◆ Task ◆
Repeat the lines that follow, leaving nothing out.
— start of Record excerpts —
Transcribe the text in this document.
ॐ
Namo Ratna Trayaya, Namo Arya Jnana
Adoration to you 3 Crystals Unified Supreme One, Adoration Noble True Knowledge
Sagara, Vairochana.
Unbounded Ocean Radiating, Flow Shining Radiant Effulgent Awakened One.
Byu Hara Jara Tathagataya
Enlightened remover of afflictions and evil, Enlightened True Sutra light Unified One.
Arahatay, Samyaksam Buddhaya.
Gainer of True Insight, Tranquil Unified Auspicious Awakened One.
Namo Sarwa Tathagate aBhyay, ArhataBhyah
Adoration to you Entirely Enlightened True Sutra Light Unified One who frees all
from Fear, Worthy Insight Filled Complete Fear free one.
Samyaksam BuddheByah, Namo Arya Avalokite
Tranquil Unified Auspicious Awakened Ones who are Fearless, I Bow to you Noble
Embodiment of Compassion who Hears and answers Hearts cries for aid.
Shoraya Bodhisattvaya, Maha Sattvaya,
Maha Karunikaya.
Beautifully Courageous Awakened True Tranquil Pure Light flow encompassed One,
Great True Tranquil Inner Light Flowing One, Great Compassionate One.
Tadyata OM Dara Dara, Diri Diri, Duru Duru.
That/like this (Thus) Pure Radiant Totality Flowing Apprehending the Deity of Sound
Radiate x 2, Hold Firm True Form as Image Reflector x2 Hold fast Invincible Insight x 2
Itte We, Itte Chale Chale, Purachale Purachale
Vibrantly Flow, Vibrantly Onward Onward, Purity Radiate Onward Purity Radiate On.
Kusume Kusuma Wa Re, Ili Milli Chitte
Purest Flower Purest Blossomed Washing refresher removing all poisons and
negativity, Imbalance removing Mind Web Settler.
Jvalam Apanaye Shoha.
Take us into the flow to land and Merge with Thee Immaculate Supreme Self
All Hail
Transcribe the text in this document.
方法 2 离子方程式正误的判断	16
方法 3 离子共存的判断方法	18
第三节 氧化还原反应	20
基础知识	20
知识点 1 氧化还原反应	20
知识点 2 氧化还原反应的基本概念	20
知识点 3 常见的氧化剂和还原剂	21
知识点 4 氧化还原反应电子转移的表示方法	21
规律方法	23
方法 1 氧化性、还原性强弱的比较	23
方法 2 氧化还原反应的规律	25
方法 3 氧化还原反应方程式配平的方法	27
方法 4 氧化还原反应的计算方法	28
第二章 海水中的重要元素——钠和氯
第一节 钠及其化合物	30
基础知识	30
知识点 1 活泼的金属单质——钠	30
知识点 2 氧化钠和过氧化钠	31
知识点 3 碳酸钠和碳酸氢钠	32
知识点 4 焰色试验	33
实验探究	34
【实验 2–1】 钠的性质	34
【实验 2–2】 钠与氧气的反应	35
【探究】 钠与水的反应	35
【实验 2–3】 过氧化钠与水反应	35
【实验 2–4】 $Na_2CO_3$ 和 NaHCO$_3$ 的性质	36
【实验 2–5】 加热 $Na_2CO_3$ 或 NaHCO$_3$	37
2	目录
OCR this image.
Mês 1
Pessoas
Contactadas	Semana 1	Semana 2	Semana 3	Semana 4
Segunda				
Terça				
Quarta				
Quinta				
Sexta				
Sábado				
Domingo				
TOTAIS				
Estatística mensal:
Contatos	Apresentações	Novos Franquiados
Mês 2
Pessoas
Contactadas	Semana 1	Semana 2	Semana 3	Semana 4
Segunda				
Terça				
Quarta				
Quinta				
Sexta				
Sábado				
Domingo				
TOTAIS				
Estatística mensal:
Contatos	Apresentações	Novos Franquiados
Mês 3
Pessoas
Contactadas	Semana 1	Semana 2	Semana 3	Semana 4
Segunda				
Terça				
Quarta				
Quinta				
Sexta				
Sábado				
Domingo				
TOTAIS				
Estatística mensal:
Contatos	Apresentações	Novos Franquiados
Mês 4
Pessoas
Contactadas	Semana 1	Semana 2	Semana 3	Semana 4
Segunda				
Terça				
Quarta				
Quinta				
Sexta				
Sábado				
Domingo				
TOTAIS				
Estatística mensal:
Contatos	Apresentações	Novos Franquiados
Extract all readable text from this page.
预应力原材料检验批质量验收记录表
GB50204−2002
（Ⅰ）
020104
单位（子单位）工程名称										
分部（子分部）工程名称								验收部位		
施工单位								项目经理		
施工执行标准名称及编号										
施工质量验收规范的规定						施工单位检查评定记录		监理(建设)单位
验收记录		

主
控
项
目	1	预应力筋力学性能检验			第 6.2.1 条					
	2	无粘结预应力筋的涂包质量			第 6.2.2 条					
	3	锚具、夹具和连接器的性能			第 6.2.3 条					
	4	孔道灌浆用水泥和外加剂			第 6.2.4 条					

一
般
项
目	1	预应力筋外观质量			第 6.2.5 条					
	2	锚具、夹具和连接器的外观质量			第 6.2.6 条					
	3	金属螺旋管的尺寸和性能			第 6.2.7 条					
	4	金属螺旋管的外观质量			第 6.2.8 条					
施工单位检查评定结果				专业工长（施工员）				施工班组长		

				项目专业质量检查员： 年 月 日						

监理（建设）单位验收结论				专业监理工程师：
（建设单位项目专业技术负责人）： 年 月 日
— end of Record excerpts —
◆ Output of the task ◆
Transcribe the text in this document.
ॐ
Namo Ratna Trayaya, Namo Arya Jnana
Adoration to you 3 Crystals Unified Supreme One, Adoration Noble True Knowledge
Sagara, Vairochana.
Unbounded Ocean Radiating, Flow Shining Radiant Effulgent Awakened One.
Byu Hara Jara Tathagataya
Enlightened remover of afflictions and evil, Enlightened True Sutra light Unified One.
Arahatay, Samyaksam Buddhaya.
Gainer of True Insight, Tranquil Unified Auspicious Awakened One.
Namo Sarwa Tathagate aBhyay, ArhataBhyah
Adoration to you Entirely Enlightened True Sutra Light Unified One who frees all
from Fear, Worthy Insight Filled Complete Fear free one.
Samyaksam BuddheByah, Namo Arya Avalokite
Tranquil Unified Auspicious Awakened Ones who are Fearless, I Bow to you Noble
Embodiment of Compassion who Hears and answers Hearts cries for aid.
Shoraya Bodhisattvaya, Maha Sattvaya,
Maha Karunikaya.
Beautifully Courageous Awakened True Tranquil Pure Light flow encompassed One,
Great True Tranquil Inner Light Flowing One, Great Compassionate One.
Tadyata OM Dara Dara, Diri Diri, Duru Duru.
That/like this (Thus) Pure Radiant Totality Flowing Apprehending the Deity of Sound
Radiate x 2, Hold Firm True Form as Image Reflector x2 Hold fast Invincible Insight x 2
Itte We, Itte Chale Chale, Purachale Purachale
Vibrantly Flow, Vibrantly Onward Onward, Purity Radiate Onward Purity Radiate On.
Kusume Kusuma Wa Re, Ili Milli Chitte
Purest Flower Purest Blossomed Washing refresher removing all poisons and
negativity, Imbalance removing Mind Web Settler.
Jvalam Apanaye Shoha.
Take us into the flow to land and Merge with Thee Immaculate Supreme Self
All Hail
Transcribe the text in this document.
方法 2 离子方程式正误的判断	16
方法 3 离子共存的判断方法	18
第三节 氧化还原反应	20
基础知识	20
知识点 1 氧化还原反应	20
知识点 2 氧化还原反应的基本概念	20
知识点 3 常见的氧化剂和还原剂	21
知识点 4 氧化还原反应电子转移的表示方法	21
规律方法	23
方法 1 氧化性、还原性强弱的比较	23
方法 2 氧化还原反应的规律	25
方法 3 氧化还原反应方程式配平的方法	27
方法 4 氧化还原反应的计算方法	28
第二章 海水中的重要元素——钠和氯
第一节 钠及其化合物	30
基础知识	30
知识点 1 活泼的金属单质——钠	30
知识点 2 氧化钠和过氧化钠	31
知识点 3 碳酸钠和碳酸氢钠	32
知识点 4 焰色试验	33
实验探究	34
【实验 2–1】 钠的性质	34
【实验 2–2】 钠与氧气的反应	35
【探究】 钠与水的反应	35
【实验 2–3】 过氧化钠与水反应	35
【实验 2–4】 $Na_2CO_3$ 和 NaHCO$_3$ 的性质	36
【实验 2–5】 加热 $Na_2CO_3$ 或 NaHCO$_3$	37
2	目录
OCR this image.
Mês 1
Pessoas
Contactadas	Semana 1	Semana 2	Semana 3	Semana 4
Segunda				
Terça				
Quarta				
Quinta				
Sexta				
Sábado				
Domingo				
TOTAIS				
Estatística mensal:
Contatos	Apresentações	Novos Franquiados
Mês 2
Pessoas
Contactadas	Semana 1	Semana 2	Semana 3	Semana 4
Segunda				
Terça				
Quarta				
Quinta				
Sexta				
Sábado				
Domingo				
TOTAIS				
Estatística mensal:
Contatos	Apresentações	Novos Franquiados
Mês 3
Pessoas
Contactadas	Semana 1	Semana 2	Semana 3	Semana 4
Segunda				
Terça				
Quarta				
Quinta				
Sexta				
Sábado				
Domingo				
TOTAIS				
Estatística mensal:
Contatos	Apresentações	Novos Franquiados
Mês 4
Pessoas
Contactadas	Semana 1	Semana 2	Semana 3	Semana 4
Segunda				
Terça				
Quarta				
Quinta				
Sexta				
Sábado				
Domingo				
TOTAIS				
Estatística mensal:
Contatos	Apresentações	Novos Franquiados
Extract all readable text from this page.
预应力原材料检验批质量验收记录表
GB50204−2002
（Ⅰ）
020104
单位（子单位）工程名称										
分部（子分部）工程名称								验收部位		
施工单位								项目经理		
施工执行标准名称及编号										
施工质量验收规范的规定						施工单位检查评定记录		监理(建设)单位
验收记录		

主
控
项
目	1	预应力筋力学性能检验			第 6.2.1 条					
	2	无粘结预应力筋的涂包质量			第 6.2.2 条					
	3	锚具、夹具和连接器的性能			第 6.2.3 条					
	4	孔道灌浆用水泥和外加剂			第 6.2.4 条					

一
般
项
目	1	预应力筋外观质量			第 6.2.5 条					
	2	锚具、夹具和连接器的外观质量			第 6.2.6 条					
	3	金属螺旋管的尺寸和性能			第 6.2.7 条					
	4	金属螺旋管的外观质量			第 6.2.8 条					
施工单位检查评定结果				专业工长（施工员）				施工班组长		

				项目专业质量检查员： 年 月 日						

监理（建设）单位验收结论				专业监理工程师：
（建设单位项目专业技术负责人）： 年 月 日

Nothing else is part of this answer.